Annotated element listings

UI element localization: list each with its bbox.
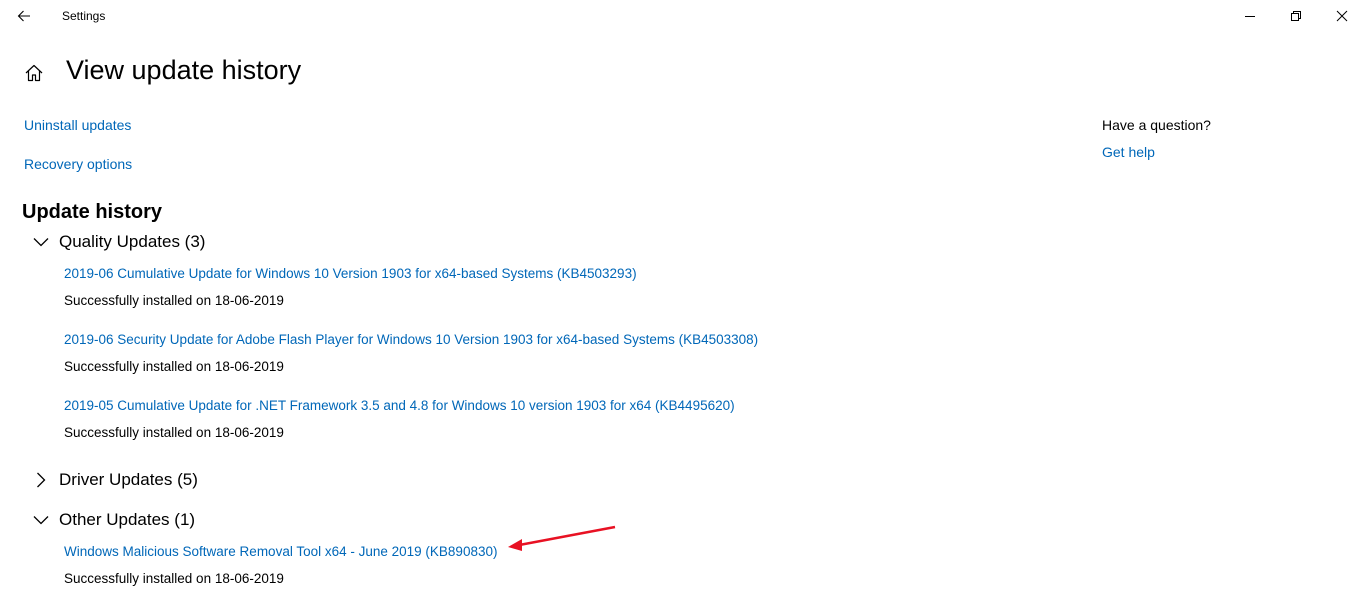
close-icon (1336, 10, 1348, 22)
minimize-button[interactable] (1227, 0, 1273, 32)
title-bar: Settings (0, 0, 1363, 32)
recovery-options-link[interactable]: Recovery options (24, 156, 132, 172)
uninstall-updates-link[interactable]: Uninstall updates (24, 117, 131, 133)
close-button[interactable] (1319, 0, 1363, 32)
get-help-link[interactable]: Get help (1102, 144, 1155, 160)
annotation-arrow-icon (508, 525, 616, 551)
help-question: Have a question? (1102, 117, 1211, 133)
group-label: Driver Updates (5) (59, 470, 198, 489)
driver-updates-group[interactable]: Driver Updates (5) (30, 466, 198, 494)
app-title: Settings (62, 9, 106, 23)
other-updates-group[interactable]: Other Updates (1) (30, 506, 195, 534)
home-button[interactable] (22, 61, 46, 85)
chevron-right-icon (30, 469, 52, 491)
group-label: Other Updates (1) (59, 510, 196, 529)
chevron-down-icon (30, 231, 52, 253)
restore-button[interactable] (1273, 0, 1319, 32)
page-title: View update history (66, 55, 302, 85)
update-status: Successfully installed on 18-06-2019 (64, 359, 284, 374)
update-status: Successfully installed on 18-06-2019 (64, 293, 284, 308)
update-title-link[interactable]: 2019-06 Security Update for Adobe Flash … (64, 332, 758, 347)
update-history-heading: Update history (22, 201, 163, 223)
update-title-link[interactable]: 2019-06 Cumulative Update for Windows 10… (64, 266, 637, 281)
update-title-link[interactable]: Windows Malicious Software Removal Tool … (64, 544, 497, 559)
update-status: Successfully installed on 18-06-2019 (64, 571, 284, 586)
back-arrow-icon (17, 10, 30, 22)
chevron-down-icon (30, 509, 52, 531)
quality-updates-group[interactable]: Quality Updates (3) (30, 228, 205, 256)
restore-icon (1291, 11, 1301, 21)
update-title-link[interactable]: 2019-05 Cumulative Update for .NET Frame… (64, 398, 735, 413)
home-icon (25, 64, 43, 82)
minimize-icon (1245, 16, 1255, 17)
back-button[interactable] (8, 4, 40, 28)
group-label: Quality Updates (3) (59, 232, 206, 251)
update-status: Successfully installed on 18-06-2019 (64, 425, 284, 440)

** Exercise details **
Copy out the lines in the records above without any changes, beginning at the line that contains "close-icon (1336, 10, 1348, 22)" and stopping after the line that contains "driver-updates-group[interactable]: Driver Updates".

** Solution to this task **
close-icon (1336, 10, 1348, 22)
minimize-button[interactable] (1227, 0, 1273, 32)
title-bar: Settings (0, 0, 1363, 32)
recovery-options-link[interactable]: Recovery options (24, 156, 132, 172)
uninstall-updates-link[interactable]: Uninstall updates (24, 117, 131, 133)
close-button[interactable] (1319, 0, 1363, 32)
get-help-link[interactable]: Get help (1102, 144, 1155, 160)
annotation-arrow-icon (508, 525, 616, 551)
help-question: Have a question? (1102, 117, 1211, 133)
group-label: Driver Updates (5) (59, 470, 198, 489)
driver-updates-group[interactable]: Driver Updates (5) (30, 466, 198, 494)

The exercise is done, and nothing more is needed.